● **Written request**:
All the entries need to be quoted exactly, apart from the pictures, which you should drop.

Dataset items
[BEGIN]

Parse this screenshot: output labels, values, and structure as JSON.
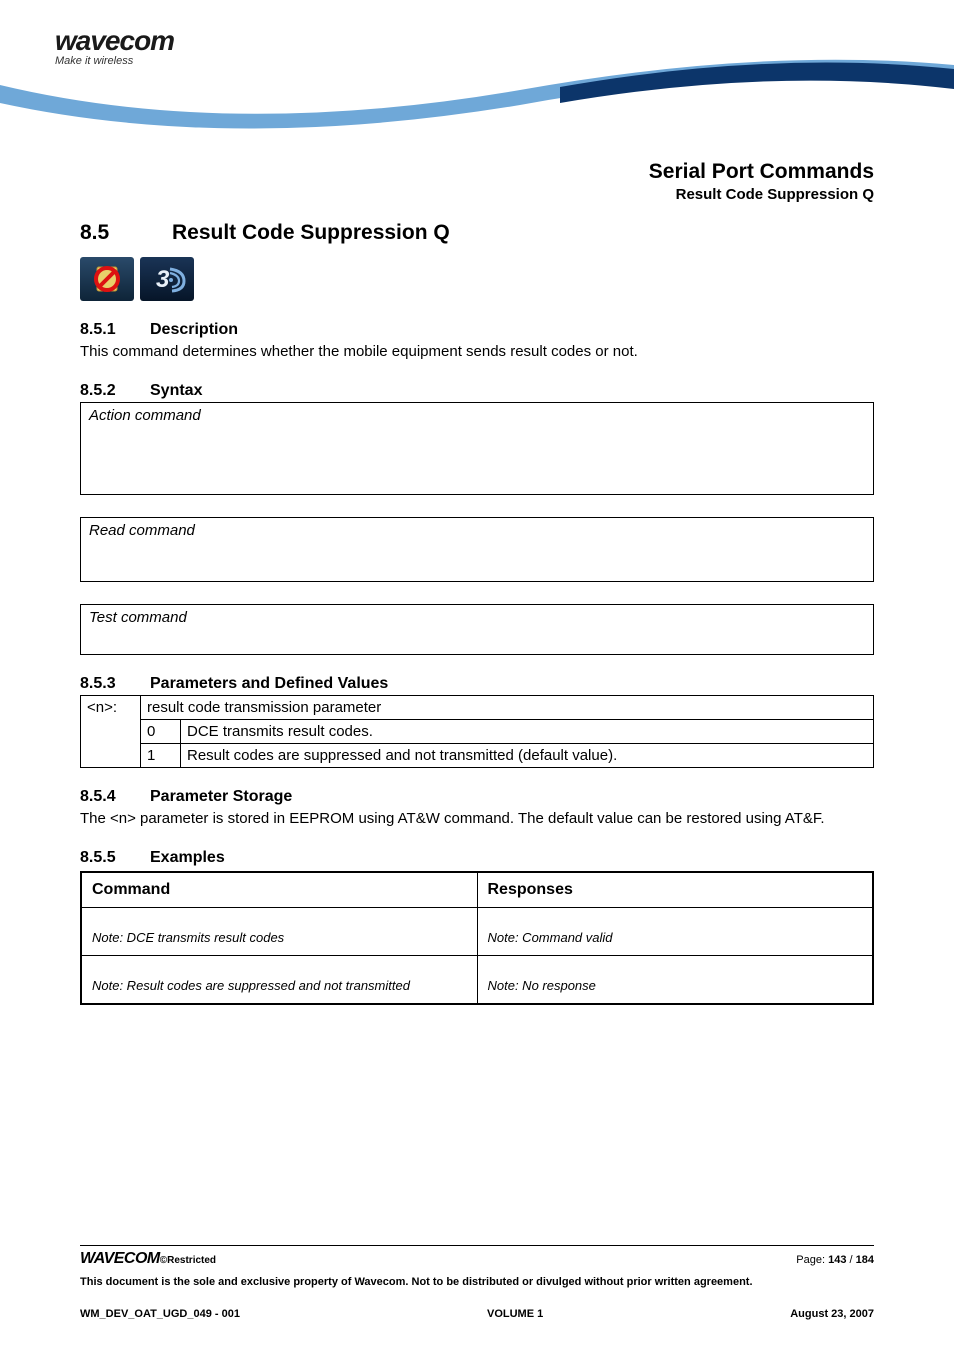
{
  "header": {
    "logo_main": "wavecom",
    "logo_tag": "Make it wireless",
    "chapter_title": "Serial Port Commands",
    "section_subtitle": "Result Code Suppression Q"
  },
  "section": {
    "number": "8.5",
    "title": "Result Code Suppression Q"
  },
  "icons": {
    "nosim": "no-sim-icon",
    "threeg": "3g-icon"
  },
  "subs": {
    "desc": {
      "num": "8.5.1",
      "title": "Description",
      "text": "This command determines whether the mobile equipment sends result codes or not."
    },
    "syntax": {
      "num": "8.5.2",
      "title": "Syntax",
      "action": "Action command",
      "read": "Read command",
      "test": "Test command"
    },
    "params": {
      "num": "8.5.3",
      "title": "Parameters and Defined Values",
      "key": "<n>:",
      "key_desc": "result code transmission parameter",
      "rows": [
        {
          "val": "0",
          "desc": "DCE transmits result codes."
        },
        {
          "val": "1",
          "desc": "Result codes are suppressed and not transmitted (default value)."
        }
      ]
    },
    "storage": {
      "num": "8.5.4",
      "title": "Parameter Storage",
      "text": "The <n> parameter is stored in EEPROM using AT&W command. The default value can be restored using AT&F."
    },
    "examples": {
      "num": "8.5.5",
      "title": "Examples",
      "head_cmd": "Command",
      "head_resp": "Responses",
      "rows": [
        {
          "cmd_note": "Note: DCE transmits result codes",
          "resp_note": "Note: Command valid"
        },
        {
          "cmd_note": "Note: Result codes are suppressed and not transmitted",
          "resp_note": "Note: No response"
        }
      ]
    }
  },
  "footer": {
    "logo": "WAVECOM",
    "restricted": "©Restricted",
    "page_label": "Page: ",
    "page_cur": "143",
    "page_sep": " / ",
    "page_total": "184",
    "disclaimer": "This document is the sole and exclusive property of Wavecom. Not to be distributed or divulged without prior written agreement.",
    "doc_id": "WM_DEV_OAT_UGD_049 - 001",
    "volume": "VOLUME 1",
    "date": "August 23, 2007"
  }
}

[END]

● **Answer to this task**:
Parse this screenshot: output labels, values, and structure as JSON.
{
  "header": {
    "logo_main": "wavecom",
    "logo_tag": "Make it wireless",
    "chapter_title": "Serial Port Commands",
    "section_subtitle": "Result Code Suppression Q"
  },
  "section": {
    "number": "8.5",
    "title": "Result Code Suppression Q"
  },
  "icons": {
    "nosim": "no-sim-icon",
    "threeg": "3g-icon"
  },
  "subs": {
    "desc": {
      "num": "8.5.1",
      "title": "Description",
      "text": "This command determines whether the mobile equipment sends result codes or not."
    },
    "syntax": {
      "num": "8.5.2",
      "title": "Syntax",
      "action": "Action command",
      "read": "Read command",
      "test": "Test command"
    },
    "params": {
      "num": "8.5.3",
      "title": "Parameters and Defined Values",
      "key": "<n>:",
      "key_desc": "result code transmission parameter",
      "rows": [
        {
          "val": "0",
          "desc": "DCE transmits result codes."
        },
        {
          "val": "1",
          "desc": "Result codes are suppressed and not transmitted (default value)."
        }
      ]
    },
    "storage": {
      "num": "8.5.4",
      "title": "Parameter Storage",
      "text": "The <n> parameter is stored in EEPROM using AT&W command. The default value can be restored using AT&F."
    },
    "examples": {
      "num": "8.5.5",
      "title": "Examples",
      "head_cmd": "Command",
      "head_resp": "Responses",
      "rows": [
        {
          "cmd_note": "Note: DCE transmits result codes",
          "resp_note": "Note: Command valid"
        },
        {
          "cmd_note": "Note: Result codes are suppressed and not transmitted",
          "resp_note": "Note: No response"
        }
      ]
    }
  },
  "footer": {
    "logo": "WAVECOM",
    "restricted": "©Restricted",
    "page_label": "Page: ",
    "page_cur": "143",
    "page_sep": " / ",
    "page_total": "184",
    "disclaimer": "This document is the sole and exclusive property of Wavecom. Not to be distributed or divulged without prior written agreement.",
    "doc_id": "WM_DEV_OAT_UGD_049 - 001",
    "volume": "VOLUME 1",
    "date": "August 23, 2007"
  }
}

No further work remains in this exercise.